**WORK TO COMPLETE**
Reproduce all of the data exactly.

Dataset entries on figures:
--------------------------------

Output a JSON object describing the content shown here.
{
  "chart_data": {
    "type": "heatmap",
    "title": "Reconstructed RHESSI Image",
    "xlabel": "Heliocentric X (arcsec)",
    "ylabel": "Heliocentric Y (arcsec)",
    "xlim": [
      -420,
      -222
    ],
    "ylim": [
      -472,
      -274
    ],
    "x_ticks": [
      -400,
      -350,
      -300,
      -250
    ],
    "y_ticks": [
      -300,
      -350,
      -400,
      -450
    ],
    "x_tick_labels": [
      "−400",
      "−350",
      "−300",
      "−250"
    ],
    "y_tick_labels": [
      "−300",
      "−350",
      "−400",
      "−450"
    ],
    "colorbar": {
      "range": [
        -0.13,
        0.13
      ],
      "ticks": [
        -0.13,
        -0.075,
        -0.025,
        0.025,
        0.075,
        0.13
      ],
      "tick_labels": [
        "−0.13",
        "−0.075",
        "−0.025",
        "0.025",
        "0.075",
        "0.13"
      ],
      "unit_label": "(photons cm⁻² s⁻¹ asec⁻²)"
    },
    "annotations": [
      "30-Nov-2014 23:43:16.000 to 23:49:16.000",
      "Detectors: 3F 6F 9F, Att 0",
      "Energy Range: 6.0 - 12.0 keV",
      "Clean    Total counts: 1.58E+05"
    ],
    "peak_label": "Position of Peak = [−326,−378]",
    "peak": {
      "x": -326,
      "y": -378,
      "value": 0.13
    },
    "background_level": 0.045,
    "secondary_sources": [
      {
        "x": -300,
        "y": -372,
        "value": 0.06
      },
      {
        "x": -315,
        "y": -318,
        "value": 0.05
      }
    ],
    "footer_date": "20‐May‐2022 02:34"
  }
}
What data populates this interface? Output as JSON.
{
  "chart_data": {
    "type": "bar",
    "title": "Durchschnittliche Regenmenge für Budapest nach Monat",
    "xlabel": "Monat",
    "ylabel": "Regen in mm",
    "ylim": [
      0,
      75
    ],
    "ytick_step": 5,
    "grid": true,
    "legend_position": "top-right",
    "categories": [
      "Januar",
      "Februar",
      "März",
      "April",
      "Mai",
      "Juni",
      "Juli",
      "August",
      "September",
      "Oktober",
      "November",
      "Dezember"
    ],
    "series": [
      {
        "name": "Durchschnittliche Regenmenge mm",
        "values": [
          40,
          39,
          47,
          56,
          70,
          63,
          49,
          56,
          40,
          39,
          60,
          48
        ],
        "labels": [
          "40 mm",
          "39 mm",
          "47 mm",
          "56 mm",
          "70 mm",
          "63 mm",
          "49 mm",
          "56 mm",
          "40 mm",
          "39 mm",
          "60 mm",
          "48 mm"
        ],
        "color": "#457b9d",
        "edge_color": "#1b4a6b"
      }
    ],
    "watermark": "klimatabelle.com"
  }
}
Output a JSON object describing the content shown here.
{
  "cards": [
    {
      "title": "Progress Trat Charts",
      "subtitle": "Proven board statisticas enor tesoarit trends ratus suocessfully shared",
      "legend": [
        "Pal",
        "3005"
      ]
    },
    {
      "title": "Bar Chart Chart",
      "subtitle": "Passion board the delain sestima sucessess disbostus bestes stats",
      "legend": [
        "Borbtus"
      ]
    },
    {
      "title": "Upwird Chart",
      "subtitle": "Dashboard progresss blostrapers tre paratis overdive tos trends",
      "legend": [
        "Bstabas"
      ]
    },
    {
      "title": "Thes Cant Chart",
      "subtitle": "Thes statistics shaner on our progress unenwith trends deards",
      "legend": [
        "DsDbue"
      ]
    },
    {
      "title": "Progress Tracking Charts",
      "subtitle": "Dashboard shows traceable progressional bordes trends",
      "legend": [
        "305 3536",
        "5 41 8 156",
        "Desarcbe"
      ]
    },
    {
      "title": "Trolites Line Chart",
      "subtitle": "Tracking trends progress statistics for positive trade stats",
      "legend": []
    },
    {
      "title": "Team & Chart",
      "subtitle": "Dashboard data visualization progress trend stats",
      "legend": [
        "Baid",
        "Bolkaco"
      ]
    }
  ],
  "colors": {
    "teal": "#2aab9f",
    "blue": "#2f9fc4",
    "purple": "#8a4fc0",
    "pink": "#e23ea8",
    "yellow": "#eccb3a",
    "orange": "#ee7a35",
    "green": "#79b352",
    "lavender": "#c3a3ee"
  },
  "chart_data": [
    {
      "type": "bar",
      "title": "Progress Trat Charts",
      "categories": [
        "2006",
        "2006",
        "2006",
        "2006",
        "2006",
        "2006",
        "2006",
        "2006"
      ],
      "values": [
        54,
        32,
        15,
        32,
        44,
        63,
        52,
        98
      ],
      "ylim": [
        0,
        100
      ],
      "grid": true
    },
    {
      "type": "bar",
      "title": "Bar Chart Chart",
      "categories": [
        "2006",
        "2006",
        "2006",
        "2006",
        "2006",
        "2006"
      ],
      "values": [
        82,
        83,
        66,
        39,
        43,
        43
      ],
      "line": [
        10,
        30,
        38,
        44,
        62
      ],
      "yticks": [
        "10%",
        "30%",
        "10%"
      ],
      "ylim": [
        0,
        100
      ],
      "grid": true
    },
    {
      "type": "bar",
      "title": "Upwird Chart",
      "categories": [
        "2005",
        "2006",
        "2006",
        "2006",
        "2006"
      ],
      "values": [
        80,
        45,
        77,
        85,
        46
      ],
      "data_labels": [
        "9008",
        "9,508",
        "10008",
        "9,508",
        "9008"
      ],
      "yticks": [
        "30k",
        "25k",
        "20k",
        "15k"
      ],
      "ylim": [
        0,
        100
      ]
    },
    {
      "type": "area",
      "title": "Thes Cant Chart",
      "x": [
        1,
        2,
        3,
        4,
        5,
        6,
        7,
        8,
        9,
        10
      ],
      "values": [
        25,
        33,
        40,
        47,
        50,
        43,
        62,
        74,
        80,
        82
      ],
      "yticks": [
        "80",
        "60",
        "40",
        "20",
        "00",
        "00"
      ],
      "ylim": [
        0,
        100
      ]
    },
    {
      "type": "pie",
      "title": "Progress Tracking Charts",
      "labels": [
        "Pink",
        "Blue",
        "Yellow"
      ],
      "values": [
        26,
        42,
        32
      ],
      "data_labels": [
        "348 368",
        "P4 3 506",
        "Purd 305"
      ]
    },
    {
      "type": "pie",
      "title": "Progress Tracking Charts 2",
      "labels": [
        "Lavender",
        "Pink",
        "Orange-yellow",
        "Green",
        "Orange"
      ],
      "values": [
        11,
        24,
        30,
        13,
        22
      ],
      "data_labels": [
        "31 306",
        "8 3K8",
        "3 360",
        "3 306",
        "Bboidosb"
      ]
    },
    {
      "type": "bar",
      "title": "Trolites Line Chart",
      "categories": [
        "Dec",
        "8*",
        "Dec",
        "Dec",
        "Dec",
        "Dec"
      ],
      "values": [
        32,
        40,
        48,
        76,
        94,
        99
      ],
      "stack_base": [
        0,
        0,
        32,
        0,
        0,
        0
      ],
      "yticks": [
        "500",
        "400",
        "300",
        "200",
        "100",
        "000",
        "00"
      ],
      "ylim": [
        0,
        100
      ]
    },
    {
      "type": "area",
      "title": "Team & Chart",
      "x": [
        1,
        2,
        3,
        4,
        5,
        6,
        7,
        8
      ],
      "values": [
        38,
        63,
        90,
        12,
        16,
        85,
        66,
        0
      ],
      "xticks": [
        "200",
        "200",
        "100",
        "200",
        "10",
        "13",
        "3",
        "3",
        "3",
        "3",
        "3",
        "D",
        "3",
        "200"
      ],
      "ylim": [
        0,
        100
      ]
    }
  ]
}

--------------------------------

**TASK RESULT**
Output a JSON object describing the content shown here.
{
  "chart_data": {
    "type": "heatmap",
    "title": "Reconstructed RHESSI Image",
    "xlabel": "Heliocentric X (arcsec)",
    "ylabel": "Heliocentric Y (arcsec)",
    "xlim": [
      -420,
      -222
    ],
    "ylim": [
      -472,
      -274
    ],
    "x_ticks": [
      -400,
      -350,
      -300,
      -250
    ],
    "y_ticks": [
      -300,
      -350,
      -400,
      -450
    ],
    "x_tick_labels": [
      "−400",
      "−350",
      "−300",
      "−250"
    ],
    "y_tick_labels": [
      "−300",
      "−350",
      "−400",
      "−450"
    ],
    "colorbar": {
      "range": [
        -0.13,
        0.13
      ],
      "ticks": [
        -0.13,
        -0.075,
        -0.025,
        0.025,
        0.075,
        0.13
      ],
      "tick_labels": [
        "−0.13",
        "−0.075",
        "−0.025",
        "0.025",
        "0.075",
        "0.13"
      ],
      "unit_label": "(photons cm⁻² s⁻¹ asec⁻²)"
    },
    "annotations": [
      "30-Nov-2014 23:43:16.000 to 23:49:16.000",
      "Detectors: 3F 6F 9F, Att 0",
      "Energy Range: 6.0 - 12.0 keV",
      "Clean    Total counts: 1.58E+05"
    ],
    "peak_label": "Position of Peak = [−326,−378]",
    "peak": {
      "x": -326,
      "y": -378,
      "value": 0.13
    },
    "background_level": 0.045,
    "secondary_sources": [
      {
        "x": -300,
        "y": -372,
        "value": 0.06
      },
      {
        "x": -315,
        "y": -318,
        "value": 0.05
      }
    ],
    "footer_date": "20‐May‐2022 02:34"
  }
}
What data populates this interface? Output as JSON.
{
  "chart_data": {
    "type": "bar",
    "title": "Durchschnittliche Regenmenge für Budapest nach Monat",
    "xlabel": "Monat",
    "ylabel": "Regen in mm",
    "ylim": [
      0,
      75
    ],
    "ytick_step": 5,
    "grid": true,
    "legend_position": "top-right",
    "categories": [
      "Januar",
      "Februar",
      "März",
      "April",
      "Mai",
      "Juni",
      "Juli",
      "August",
      "September",
      "Oktober",
      "November",
      "Dezember"
    ],
    "series": [
      {
        "name": "Durchschnittliche Regenmenge mm",
        "values": [
          40,
          39,
          47,
          56,
          70,
          63,
          49,
          56,
          40,
          39,
          60,
          48
        ],
        "labels": [
          "40 mm",
          "39 mm",
          "47 mm",
          "56 mm",
          "70 mm",
          "63 mm",
          "49 mm",
          "56 mm",
          "40 mm",
          "39 mm",
          "60 mm",
          "48 mm"
        ],
        "color": "#457b9d",
        "edge_color": "#1b4a6b"
      }
    ],
    "watermark": "klimatabelle.com"
  }
}
Output a JSON object describing the content shown here.
{
  "cards": [
    {
      "title": "Progress Trat Charts",
      "subtitle": "Proven board statisticas enor tesoarit trends ratus suocessfully shared",
      "legend": [
        "Pal",
        "3005"
      ]
    },
    {
      "title": "Bar Chart Chart",
      "subtitle": "Passion board the delain sestima sucessess disbostus bestes stats",
      "legend": [
        "Borbtus"
      ]
    },
    {
      "title": "Upwird Chart",
      "subtitle": "Dashboard progresss blostrapers tre paratis overdive tos trends",
      "legend": [
        "Bstabas"
      ]
    },
    {
      "title": "Thes Cant Chart",
      "subtitle": "Thes statistics shaner on our progress unenwith trends deards",
      "legend": [
        "DsDbue"
      ]
    },
    {
      "title": "Progress Tracking Charts",
      "subtitle": "Dashboard shows traceable progressional bordes trends",
      "legend": [
        "305 3536",
        "5 41 8 156",
        "Desarcbe"
      ]
    },
    {
      "title": "Trolites Line Chart",
      "subtitle": "Tracking trends progress statistics for positive trade stats",
      "legend": []
    },
    {
      "title": "Team & Chart",
      "subtitle": "Dashboard data visualization progress trend stats",
      "legend": [
        "Baid",
        "Bolkaco"
      ]
    }
  ],
  "colors": {
    "teal": "#2aab9f",
    "blue": "#2f9fc4",
    "purple": "#8a4fc0",
    "pink": "#e23ea8",
    "yellow": "#eccb3a",
    "orange": "#ee7a35",
    "green": "#79b352",
    "lavender": "#c3a3ee"
  },
  "chart_data": [
    {
      "type": "bar",
      "title": "Progress Trat Charts",
      "categories": [
        "2006",
        "2006",
        "2006",
        "2006",
        "2006",
        "2006",
        "2006",
        "2006"
      ],
      "values": [
        54,
        32,
        15,
        32,
        44,
        63,
        52,
        98
      ],
      "ylim": [
        0,
        100
      ],
      "grid": true
    },
    {
      "type": "bar",
      "title": "Bar Chart Chart",
      "categories": [
        "2006",
        "2006",
        "2006",
        "2006",
        "2006",
        "2006"
      ],
      "values": [
        82,
        83,
        66,
        39,
        43,
        43
      ],
      "line": [
        10,
        30,
        38,
        44,
        62
      ],
      "yticks": [
        "10%",
        "30%",
        "10%"
      ],
      "ylim": [
        0,
        100
      ],
      "grid": true
    },
    {
      "type": "bar",
      "title": "Upwird Chart",
      "categories": [
        "2005",
        "2006",
        "2006",
        "2006",
        "2006"
      ],
      "values": [
        80,
        45,
        77,
        85,
        46
      ],
      "data_labels": [
        "9008",
        "9,508",
        "10008",
        "9,508",
        "9008"
      ],
      "yticks": [
        "30k",
        "25k",
        "20k",
        "15k"
      ],
      "ylim": [
        0,
        100
      ]
    },
    {
      "type": "area",
      "title": "Thes Cant Chart",
      "x": [
        1,
        2,
        3,
        4,
        5,
        6,
        7,
        8,
        9,
        10
      ],
      "values": [
        25,
        33,
        40,
        47,
        50,
        43,
        62,
        74,
        80,
        82
      ],
      "yticks": [
        "80",
        "60",
        "40",
        "20",
        "00",
        "00"
      ],
      "ylim": [
        0,
        100
      ]
    },
    {
      "type": "pie",
      "title": "Progress Tracking Charts",
      "labels": [
        "Pink",
        "Blue",
        "Yellow"
      ],
      "values": [
        26,
        42,
        32
      ],
      "data_labels": [
        "348 368",
        "P4 3 506",
        "Purd 305"
      ]
    },
    {
      "type": "pie",
      "title": "Progress Tracking Charts 2",
      "labels": [
        "Lavender",
        "Pink",
        "Orange-yellow",
        "Green",
        "Orange"
      ],
      "values": [
        11,
        24,
        30,
        13,
        22
      ],
      "data_labels": [
        "31 306",
        "8 3K8",
        "3 360",
        "3 306",
        "Bboidosb"
      ]
    },
    {
      "type": "bar",
      "title": "Trolites Line Chart",
      "categories": [
        "Dec",
        "8*",
        "Dec",
        "Dec",
        "Dec",
        "Dec"
      ],
      "values": [
        32,
        40,
        48,
        76,
        94,
        99
      ],
      "stack_base": [
        0,
        0,
        32,
        0,
        0,
        0
      ],
      "yticks": [
        "500",
        "400",
        "300",
        "200",
        "100",
        "000",
        "00"
      ],
      "ylim": [
        0,
        100
      ]
    },
    {
      "type": "area",
      "title": "Team & Chart",
      "x": [
        1,
        2,
        3,
        4,
        5,
        6,
        7,
        8
      ],
      "values": [
        38,
        63,
        90,
        12,
        16,
        85,
        66,
        0
      ],
      "xticks": [
        "200",
        "200",
        "100",
        "200",
        "10",
        "13",
        "3",
        "3",
        "3",
        "3",
        "3",
        "D",
        "3",
        "200"
      ],
      "ylim": [
        0,
        100
      ]
    }
  ]
}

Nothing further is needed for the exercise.